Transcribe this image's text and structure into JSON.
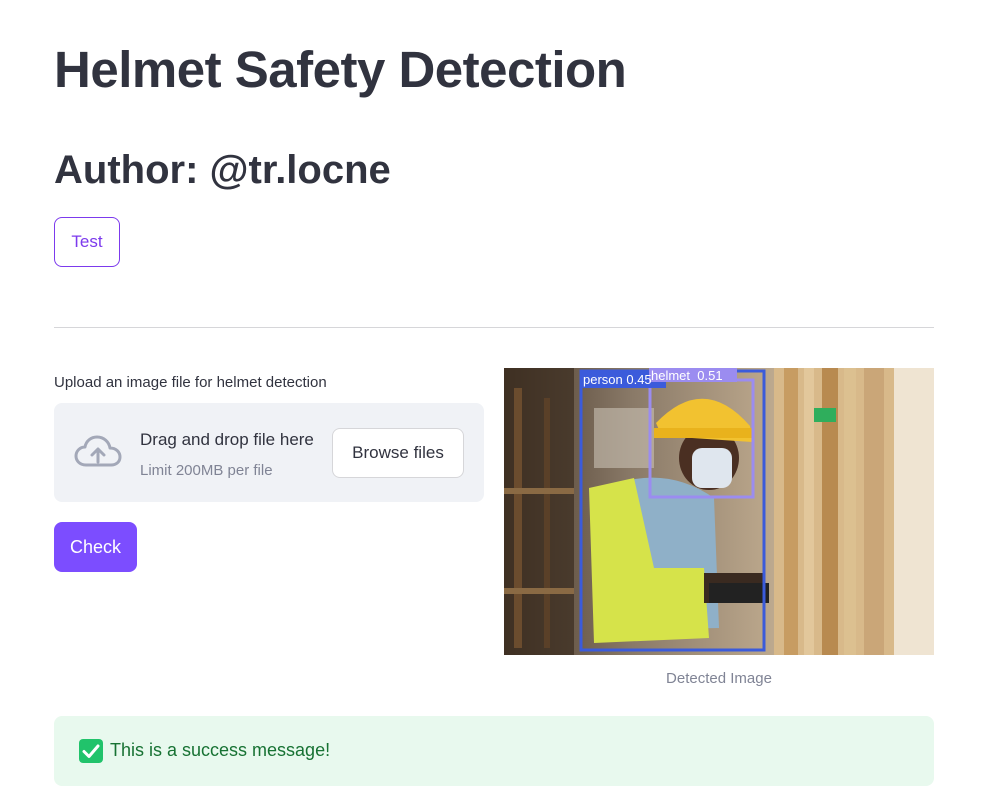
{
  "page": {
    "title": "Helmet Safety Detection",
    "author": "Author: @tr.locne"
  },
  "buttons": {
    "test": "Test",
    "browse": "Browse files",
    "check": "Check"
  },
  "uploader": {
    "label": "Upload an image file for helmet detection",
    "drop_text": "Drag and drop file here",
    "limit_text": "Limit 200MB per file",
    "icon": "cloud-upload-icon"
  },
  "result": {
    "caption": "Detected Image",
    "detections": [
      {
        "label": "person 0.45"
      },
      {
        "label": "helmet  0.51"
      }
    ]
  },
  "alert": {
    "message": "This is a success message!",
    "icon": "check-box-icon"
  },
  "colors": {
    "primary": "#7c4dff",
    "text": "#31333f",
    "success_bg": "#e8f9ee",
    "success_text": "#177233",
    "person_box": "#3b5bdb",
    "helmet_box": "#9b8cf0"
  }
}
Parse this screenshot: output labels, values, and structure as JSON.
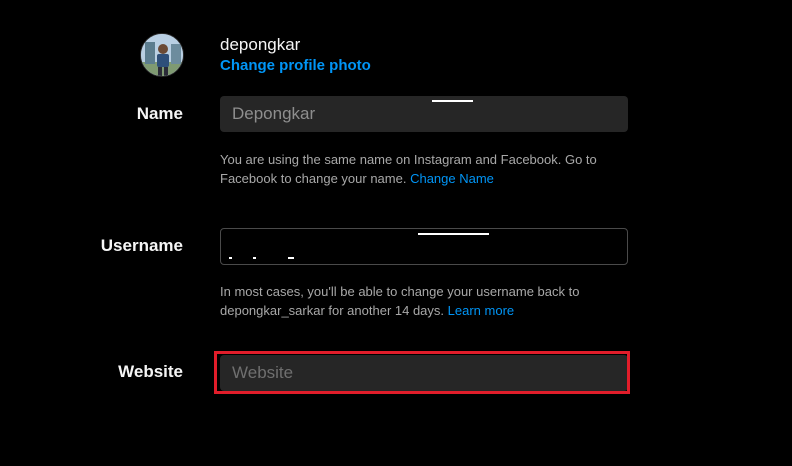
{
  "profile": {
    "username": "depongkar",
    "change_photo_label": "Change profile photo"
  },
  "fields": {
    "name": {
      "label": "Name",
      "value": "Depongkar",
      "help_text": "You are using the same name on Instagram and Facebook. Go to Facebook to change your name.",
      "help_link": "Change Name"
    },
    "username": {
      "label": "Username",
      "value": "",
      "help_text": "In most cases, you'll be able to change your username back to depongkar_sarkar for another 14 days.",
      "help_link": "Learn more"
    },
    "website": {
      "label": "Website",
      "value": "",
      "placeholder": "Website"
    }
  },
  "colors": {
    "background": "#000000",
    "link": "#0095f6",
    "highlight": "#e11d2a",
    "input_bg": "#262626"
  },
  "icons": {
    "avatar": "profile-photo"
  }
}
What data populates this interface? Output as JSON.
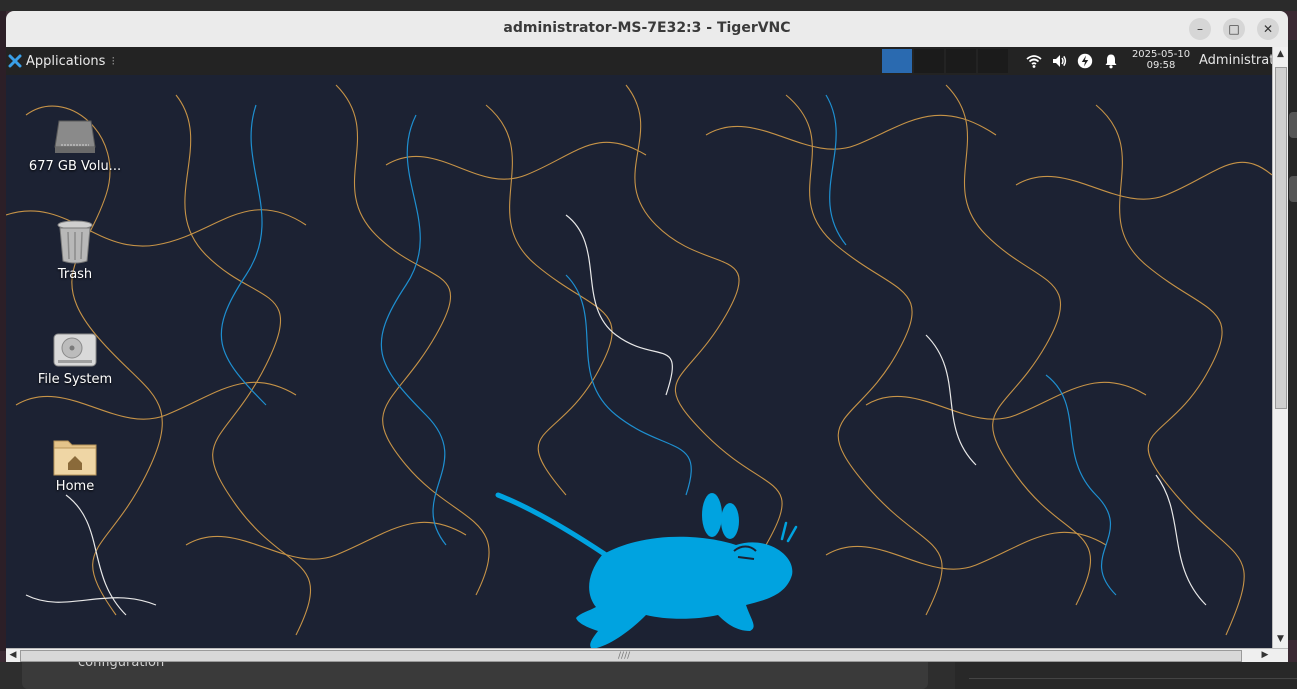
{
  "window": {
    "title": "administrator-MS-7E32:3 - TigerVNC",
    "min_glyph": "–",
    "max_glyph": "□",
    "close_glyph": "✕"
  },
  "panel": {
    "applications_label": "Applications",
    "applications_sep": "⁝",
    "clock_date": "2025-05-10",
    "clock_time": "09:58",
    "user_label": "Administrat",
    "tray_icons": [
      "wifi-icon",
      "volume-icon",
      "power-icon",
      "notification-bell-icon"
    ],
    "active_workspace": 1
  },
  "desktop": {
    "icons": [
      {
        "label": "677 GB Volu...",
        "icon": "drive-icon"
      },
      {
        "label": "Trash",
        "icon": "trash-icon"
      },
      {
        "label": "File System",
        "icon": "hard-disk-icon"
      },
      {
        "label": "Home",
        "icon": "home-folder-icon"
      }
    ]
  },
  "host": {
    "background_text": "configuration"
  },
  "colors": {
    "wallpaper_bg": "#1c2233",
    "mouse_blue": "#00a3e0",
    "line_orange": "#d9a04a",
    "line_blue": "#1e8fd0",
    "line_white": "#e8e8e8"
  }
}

============================================================

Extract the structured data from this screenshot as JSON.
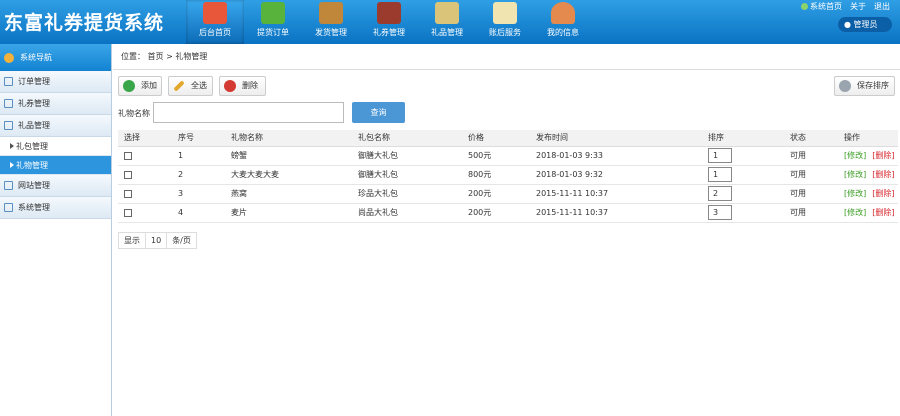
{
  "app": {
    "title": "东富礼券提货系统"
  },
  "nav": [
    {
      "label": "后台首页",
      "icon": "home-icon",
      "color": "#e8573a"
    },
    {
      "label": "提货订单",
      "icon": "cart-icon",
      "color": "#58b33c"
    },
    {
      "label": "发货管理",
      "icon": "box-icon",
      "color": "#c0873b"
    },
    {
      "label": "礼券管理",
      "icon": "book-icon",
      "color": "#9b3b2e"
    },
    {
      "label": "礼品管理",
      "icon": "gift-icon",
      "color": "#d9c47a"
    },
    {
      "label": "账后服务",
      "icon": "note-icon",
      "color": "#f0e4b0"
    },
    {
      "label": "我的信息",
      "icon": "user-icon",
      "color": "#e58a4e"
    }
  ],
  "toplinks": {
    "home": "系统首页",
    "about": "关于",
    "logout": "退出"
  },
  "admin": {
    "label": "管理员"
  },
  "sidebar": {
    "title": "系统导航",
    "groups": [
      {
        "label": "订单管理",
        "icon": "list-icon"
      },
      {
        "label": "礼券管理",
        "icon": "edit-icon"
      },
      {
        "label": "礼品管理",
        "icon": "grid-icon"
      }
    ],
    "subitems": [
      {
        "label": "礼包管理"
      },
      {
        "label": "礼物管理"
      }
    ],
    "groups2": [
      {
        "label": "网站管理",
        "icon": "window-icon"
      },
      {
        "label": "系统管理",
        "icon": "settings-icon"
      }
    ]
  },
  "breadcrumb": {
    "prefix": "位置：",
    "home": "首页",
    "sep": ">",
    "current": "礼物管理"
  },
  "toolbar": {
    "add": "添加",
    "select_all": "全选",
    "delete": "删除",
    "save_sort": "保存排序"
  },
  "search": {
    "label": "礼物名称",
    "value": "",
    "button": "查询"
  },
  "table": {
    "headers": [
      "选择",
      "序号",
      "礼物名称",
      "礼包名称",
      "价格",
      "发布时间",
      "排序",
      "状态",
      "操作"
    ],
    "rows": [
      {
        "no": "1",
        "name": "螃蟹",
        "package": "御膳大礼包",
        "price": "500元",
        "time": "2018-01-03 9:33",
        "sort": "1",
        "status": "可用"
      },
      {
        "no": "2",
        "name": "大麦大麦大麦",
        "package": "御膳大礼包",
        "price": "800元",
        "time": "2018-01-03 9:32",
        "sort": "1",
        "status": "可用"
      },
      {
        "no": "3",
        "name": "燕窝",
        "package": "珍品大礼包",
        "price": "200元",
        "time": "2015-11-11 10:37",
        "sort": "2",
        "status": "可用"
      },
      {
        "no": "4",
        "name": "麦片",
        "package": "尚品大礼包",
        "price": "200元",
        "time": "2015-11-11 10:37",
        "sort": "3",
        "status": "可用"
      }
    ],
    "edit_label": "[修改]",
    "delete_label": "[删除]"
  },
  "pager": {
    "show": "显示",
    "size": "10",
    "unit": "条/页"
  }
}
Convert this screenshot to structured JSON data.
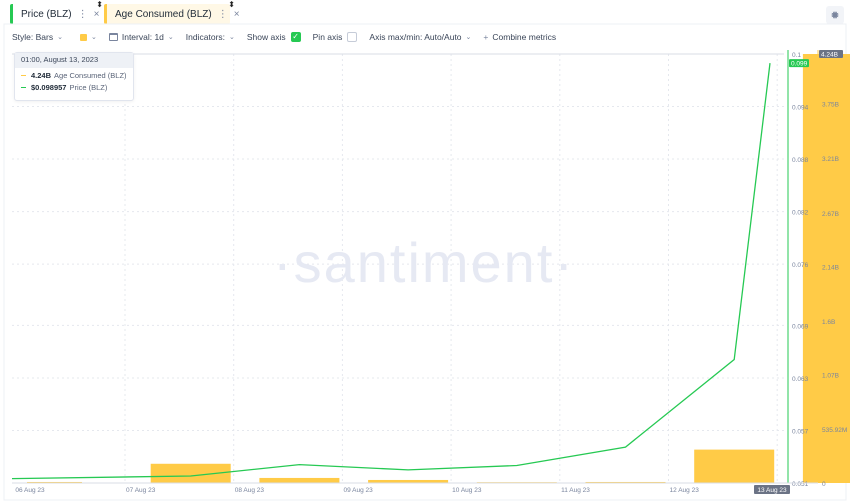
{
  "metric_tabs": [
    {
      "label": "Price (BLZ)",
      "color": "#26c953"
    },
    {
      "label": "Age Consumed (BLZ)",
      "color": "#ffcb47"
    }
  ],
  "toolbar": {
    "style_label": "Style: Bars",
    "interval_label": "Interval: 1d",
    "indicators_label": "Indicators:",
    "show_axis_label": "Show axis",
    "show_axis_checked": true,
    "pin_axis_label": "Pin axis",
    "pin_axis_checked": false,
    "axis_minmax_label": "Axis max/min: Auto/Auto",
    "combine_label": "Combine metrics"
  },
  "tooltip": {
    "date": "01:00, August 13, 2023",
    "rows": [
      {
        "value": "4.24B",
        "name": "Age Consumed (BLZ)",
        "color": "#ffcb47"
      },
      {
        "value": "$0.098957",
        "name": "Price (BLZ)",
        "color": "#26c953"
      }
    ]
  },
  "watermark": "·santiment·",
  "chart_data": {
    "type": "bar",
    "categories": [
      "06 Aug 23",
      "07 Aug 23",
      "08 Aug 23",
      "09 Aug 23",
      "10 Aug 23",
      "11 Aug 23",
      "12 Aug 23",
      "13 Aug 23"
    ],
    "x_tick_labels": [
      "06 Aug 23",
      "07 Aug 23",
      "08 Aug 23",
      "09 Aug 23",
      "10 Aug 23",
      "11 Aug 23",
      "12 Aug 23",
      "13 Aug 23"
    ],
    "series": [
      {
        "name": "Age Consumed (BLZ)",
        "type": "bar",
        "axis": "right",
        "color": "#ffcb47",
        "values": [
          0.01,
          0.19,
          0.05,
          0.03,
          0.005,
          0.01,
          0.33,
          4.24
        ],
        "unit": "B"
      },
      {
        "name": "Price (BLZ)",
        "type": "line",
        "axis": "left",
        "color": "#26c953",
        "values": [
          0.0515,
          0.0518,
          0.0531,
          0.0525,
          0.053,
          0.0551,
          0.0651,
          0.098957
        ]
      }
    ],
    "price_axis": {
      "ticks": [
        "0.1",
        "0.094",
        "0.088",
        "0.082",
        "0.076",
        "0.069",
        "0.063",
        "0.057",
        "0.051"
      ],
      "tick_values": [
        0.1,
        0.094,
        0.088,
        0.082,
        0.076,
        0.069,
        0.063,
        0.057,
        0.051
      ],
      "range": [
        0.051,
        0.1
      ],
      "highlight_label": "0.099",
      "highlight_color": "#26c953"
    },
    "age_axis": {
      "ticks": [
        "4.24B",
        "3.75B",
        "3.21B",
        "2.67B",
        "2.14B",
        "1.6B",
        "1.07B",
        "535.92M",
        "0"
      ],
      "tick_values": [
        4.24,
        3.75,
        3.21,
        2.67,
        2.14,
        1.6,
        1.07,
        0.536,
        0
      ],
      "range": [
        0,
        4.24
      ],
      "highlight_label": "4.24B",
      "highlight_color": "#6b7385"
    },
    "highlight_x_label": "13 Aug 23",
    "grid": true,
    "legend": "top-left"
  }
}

============================================================

What is expected: Return every line containing "profile".

Reply:
  "profile": {
    "change_photo_label": "Change profile photo"
    "avatar": "profile-photo"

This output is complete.